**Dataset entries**
== == ==
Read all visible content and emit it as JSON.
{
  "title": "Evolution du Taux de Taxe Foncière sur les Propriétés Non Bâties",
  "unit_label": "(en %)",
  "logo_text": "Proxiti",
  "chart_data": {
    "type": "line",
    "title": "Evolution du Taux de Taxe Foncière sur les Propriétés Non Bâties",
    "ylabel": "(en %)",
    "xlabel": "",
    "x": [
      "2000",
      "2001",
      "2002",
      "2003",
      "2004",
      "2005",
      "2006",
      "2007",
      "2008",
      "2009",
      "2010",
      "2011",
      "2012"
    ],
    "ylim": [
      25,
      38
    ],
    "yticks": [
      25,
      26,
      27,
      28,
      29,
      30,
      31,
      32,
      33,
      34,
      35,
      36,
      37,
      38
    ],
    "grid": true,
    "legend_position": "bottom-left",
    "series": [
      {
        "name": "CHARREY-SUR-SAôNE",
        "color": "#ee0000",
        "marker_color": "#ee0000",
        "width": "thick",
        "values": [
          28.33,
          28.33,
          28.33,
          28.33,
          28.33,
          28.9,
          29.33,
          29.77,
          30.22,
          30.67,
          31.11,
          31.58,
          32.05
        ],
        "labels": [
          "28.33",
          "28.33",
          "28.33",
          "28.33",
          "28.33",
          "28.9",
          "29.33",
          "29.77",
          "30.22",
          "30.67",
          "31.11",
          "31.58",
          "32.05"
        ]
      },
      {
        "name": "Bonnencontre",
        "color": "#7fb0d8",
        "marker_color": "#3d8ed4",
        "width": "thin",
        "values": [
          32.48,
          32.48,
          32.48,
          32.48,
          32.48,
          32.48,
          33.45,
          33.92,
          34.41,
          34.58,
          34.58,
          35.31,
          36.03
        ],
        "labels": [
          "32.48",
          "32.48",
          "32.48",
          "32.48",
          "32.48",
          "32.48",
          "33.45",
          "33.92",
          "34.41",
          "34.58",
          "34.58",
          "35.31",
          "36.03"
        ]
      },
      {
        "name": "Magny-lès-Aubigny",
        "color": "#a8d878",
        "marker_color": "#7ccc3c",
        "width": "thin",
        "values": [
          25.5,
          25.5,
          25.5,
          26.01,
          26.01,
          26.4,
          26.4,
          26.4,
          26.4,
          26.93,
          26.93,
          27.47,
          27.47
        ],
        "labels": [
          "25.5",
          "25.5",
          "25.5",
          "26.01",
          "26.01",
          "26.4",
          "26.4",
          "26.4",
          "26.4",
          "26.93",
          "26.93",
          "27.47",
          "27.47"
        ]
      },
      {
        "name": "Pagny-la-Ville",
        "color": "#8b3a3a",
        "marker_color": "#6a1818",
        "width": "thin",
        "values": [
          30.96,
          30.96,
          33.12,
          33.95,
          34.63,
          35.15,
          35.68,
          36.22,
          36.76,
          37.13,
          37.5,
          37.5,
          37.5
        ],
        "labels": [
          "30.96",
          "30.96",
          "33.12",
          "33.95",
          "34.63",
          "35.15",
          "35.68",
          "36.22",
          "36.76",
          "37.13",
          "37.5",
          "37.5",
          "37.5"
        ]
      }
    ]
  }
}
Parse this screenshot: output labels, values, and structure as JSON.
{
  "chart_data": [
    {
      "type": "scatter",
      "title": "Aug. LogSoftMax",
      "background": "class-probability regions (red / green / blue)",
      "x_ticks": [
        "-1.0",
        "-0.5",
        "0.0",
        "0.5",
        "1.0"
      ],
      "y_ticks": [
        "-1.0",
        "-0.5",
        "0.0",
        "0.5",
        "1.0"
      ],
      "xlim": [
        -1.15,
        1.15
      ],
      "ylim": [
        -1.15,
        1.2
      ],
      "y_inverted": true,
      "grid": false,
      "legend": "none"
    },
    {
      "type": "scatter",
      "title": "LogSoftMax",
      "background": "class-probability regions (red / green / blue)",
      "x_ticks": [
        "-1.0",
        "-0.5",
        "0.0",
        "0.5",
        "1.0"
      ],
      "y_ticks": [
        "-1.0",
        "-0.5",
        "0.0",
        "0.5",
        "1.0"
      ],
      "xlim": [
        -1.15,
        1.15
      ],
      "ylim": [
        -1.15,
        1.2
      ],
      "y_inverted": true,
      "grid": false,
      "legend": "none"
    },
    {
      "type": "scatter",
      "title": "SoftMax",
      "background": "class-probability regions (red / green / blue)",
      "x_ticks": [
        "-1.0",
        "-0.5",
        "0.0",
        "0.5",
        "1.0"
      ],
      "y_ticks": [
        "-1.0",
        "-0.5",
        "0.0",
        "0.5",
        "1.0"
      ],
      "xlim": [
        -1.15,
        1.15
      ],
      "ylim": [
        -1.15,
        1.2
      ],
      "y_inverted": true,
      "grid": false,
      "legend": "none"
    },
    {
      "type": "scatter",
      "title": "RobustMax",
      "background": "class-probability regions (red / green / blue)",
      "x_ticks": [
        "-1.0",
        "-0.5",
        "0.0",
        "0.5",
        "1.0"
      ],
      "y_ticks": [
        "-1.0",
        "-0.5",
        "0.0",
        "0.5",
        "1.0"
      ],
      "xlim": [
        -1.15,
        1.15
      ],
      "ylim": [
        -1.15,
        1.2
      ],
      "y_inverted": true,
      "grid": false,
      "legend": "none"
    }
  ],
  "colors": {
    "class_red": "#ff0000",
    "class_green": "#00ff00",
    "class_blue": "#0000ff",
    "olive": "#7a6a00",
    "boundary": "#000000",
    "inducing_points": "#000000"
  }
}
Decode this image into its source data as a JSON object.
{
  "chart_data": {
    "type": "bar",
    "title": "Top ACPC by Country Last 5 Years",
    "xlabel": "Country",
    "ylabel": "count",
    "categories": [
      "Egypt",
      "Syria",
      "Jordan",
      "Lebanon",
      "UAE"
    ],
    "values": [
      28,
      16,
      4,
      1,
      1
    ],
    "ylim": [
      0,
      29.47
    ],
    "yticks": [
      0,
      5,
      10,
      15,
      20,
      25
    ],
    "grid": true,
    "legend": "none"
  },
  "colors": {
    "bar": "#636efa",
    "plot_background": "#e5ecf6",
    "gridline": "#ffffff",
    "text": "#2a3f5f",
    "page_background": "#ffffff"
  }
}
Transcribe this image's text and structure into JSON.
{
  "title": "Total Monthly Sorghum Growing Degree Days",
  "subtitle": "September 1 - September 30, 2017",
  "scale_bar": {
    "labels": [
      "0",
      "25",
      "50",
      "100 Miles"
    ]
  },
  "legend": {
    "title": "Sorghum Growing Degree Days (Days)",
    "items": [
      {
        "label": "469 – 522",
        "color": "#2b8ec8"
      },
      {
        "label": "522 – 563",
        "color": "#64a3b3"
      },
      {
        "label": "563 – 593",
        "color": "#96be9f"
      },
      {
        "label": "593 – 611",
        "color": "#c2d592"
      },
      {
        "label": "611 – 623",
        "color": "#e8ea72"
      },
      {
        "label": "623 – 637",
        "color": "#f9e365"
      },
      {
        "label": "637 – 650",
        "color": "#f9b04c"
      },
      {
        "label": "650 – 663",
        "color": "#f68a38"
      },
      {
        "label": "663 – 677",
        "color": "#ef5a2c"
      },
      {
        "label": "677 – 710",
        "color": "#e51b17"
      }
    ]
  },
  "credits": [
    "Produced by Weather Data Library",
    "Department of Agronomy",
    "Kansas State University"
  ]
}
== == ==
**What the exercise asks**
Restate the whole listing exactly.

**Completed exercise**
Read all visible content and emit it as JSON.
{
  "title": "Evolution du Taux de Taxe Foncière sur les Propriétés Non Bâties",
  "unit_label": "(en %)",
  "logo_text": "Proxiti",
  "chart_data": {
    "type": "line",
    "title": "Evolution du Taux de Taxe Foncière sur les Propriétés Non Bâties",
    "ylabel": "(en %)",
    "xlabel": "",
    "x": [
      "2000",
      "2001",
      "2002",
      "2003",
      "2004",
      "2005",
      "2006",
      "2007",
      "2008",
      "2009",
      "2010",
      "2011",
      "2012"
    ],
    "ylim": [
      25,
      38
    ],
    "yticks": [
      25,
      26,
      27,
      28,
      29,
      30,
      31,
      32,
      33,
      34,
      35,
      36,
      37,
      38
    ],
    "grid": true,
    "legend_position": "bottom-left",
    "series": [
      {
        "name": "CHARREY-SUR-SAôNE",
        "color": "#ee0000",
        "marker_color": "#ee0000",
        "width": "thick",
        "values": [
          28.33,
          28.33,
          28.33,
          28.33,
          28.33,
          28.9,
          29.33,
          29.77,
          30.22,
          30.67,
          31.11,
          31.58,
          32.05
        ],
        "labels": [
          "28.33",
          "28.33",
          "28.33",
          "28.33",
          "28.33",
          "28.9",
          "29.33",
          "29.77",
          "30.22",
          "30.67",
          "31.11",
          "31.58",
          "32.05"
        ]
      },
      {
        "name": "Bonnencontre",
        "color": "#7fb0d8",
        "marker_color": "#3d8ed4",
        "width": "thin",
        "values": [
          32.48,
          32.48,
          32.48,
          32.48,
          32.48,
          32.48,
          33.45,
          33.92,
          34.41,
          34.58,
          34.58,
          35.31,
          36.03
        ],
        "labels": [
          "32.48",
          "32.48",
          "32.48",
          "32.48",
          "32.48",
          "32.48",
          "33.45",
          "33.92",
          "34.41",
          "34.58",
          "34.58",
          "35.31",
          "36.03"
        ]
      },
      {
        "name": "Magny-lès-Aubigny",
        "color": "#a8d878",
        "marker_color": "#7ccc3c",
        "width": "thin",
        "values": [
          25.5,
          25.5,
          25.5,
          26.01,
          26.01,
          26.4,
          26.4,
          26.4,
          26.4,
          26.93,
          26.93,
          27.47,
          27.47
        ],
        "labels": [
          "25.5",
          "25.5",
          "25.5",
          "26.01",
          "26.01",
          "26.4",
          "26.4",
          "26.4",
          "26.4",
          "26.93",
          "26.93",
          "27.47",
          "27.47"
        ]
      },
      {
        "name": "Pagny-la-Ville",
        "color": "#8b3a3a",
        "marker_color": "#6a1818",
        "width": "thin",
        "values": [
          30.96,
          30.96,
          33.12,
          33.95,
          34.63,
          35.15,
          35.68,
          36.22,
          36.76,
          37.13,
          37.5,
          37.5,
          37.5
        ],
        "labels": [
          "30.96",
          "30.96",
          "33.12",
          "33.95",
          "34.63",
          "35.15",
          "35.68",
          "36.22",
          "36.76",
          "37.13",
          "37.5",
          "37.5",
          "37.5"
        ]
      }
    ]
  }
}
Parse this screenshot: output labels, values, and structure as JSON.
{
  "chart_data": [
    {
      "type": "scatter",
      "title": "Aug. LogSoftMax",
      "background": "class-probability regions (red / green / blue)",
      "x_ticks": [
        "-1.0",
        "-0.5",
        "0.0",
        "0.5",
        "1.0"
      ],
      "y_ticks": [
        "-1.0",
        "-0.5",
        "0.0",
        "0.5",
        "1.0"
      ],
      "xlim": [
        -1.15,
        1.15
      ],
      "ylim": [
        -1.15,
        1.2
      ],
      "y_inverted": true,
      "grid": false,
      "legend": "none"
    },
    {
      "type": "scatter",
      "title": "LogSoftMax",
      "background": "class-probability regions (red / green / blue)",
      "x_ticks": [
        "-1.0",
        "-0.5",
        "0.0",
        "0.5",
        "1.0"
      ],
      "y_ticks": [
        "-1.0",
        "-0.5",
        "0.0",
        "0.5",
        "1.0"
      ],
      "xlim": [
        -1.15,
        1.15
      ],
      "ylim": [
        -1.15,
        1.2
      ],
      "y_inverted": true,
      "grid": false,
      "legend": "none"
    },
    {
      "type": "scatter",
      "title": "SoftMax",
      "background": "class-probability regions (red / green / blue)",
      "x_ticks": [
        "-1.0",
        "-0.5",
        "0.0",
        "0.5",
        "1.0"
      ],
      "y_ticks": [
        "-1.0",
        "-0.5",
        "0.0",
        "0.5",
        "1.0"
      ],
      "xlim": [
        -1.15,
        1.15
      ],
      "ylim": [
        -1.15,
        1.2
      ],
      "y_inverted": true,
      "grid": false,
      "legend": "none"
    },
    {
      "type": "scatter",
      "title": "RobustMax",
      "background": "class-probability regions (red / green / blue)",
      "x_ticks": [
        "-1.0",
        "-0.5",
        "0.0",
        "0.5",
        "1.0"
      ],
      "y_ticks": [
        "-1.0",
        "-0.5",
        "0.0",
        "0.5",
        "1.0"
      ],
      "xlim": [
        -1.15,
        1.15
      ],
      "ylim": [
        -1.15,
        1.2
      ],
      "y_inverted": true,
      "grid": false,
      "legend": "none"
    }
  ],
  "colors": {
    "class_red": "#ff0000",
    "class_green": "#00ff00",
    "class_blue": "#0000ff",
    "olive": "#7a6a00",
    "boundary": "#000000",
    "inducing_points": "#000000"
  }
}
Decode this image into its source data as a JSON object.
{
  "chart_data": {
    "type": "bar",
    "title": "Top ACPC by Country Last 5 Years",
    "xlabel": "Country",
    "ylabel": "count",
    "categories": [
      "Egypt",
      "Syria",
      "Jordan",
      "Lebanon",
      "UAE"
    ],
    "values": [
      28,
      16,
      4,
      1,
      1
    ],
    "ylim": [
      0,
      29.47
    ],
    "yticks": [
      0,
      5,
      10,
      15,
      20,
      25
    ],
    "grid": true,
    "legend": "none"
  },
  "colors": {
    "bar": "#636efa",
    "plot_background": "#e5ecf6",
    "gridline": "#ffffff",
    "text": "#2a3f5f",
    "page_background": "#ffffff"
  }
}
Transcribe this image's text and structure into JSON.
{
  "title": "Total Monthly Sorghum Growing Degree Days",
  "subtitle": "September 1 - September 30, 2017",
  "scale_bar": {
    "labels": [
      "0",
      "25",
      "50",
      "100 Miles"
    ]
  },
  "legend": {
    "title": "Sorghum Growing Degree Days (Days)",
    "items": [
      {
        "label": "469 – 522",
        "color": "#2b8ec8"
      },
      {
        "label": "522 – 563",
        "color": "#64a3b3"
      },
      {
        "label": "563 – 593",
        "color": "#96be9f"
      },
      {
        "label": "593 – 611",
        "color": "#c2d592"
      },
      {
        "label": "611 – 623",
        "color": "#e8ea72"
      },
      {
        "label": "623 – 637",
        "color": "#f9e365"
      },
      {
        "label": "637 – 650",
        "color": "#f9b04c"
      },
      {
        "label": "650 – 663",
        "color": "#f68a38"
      },
      {
        "label": "663 – 677",
        "color": "#ef5a2c"
      },
      {
        "label": "677 – 710",
        "color": "#e51b17"
      }
    ]
  },
  "credits": [
    "Produced by Weather Data Library",
    "Department of Agronomy",
    "Kansas State University"
  ]
}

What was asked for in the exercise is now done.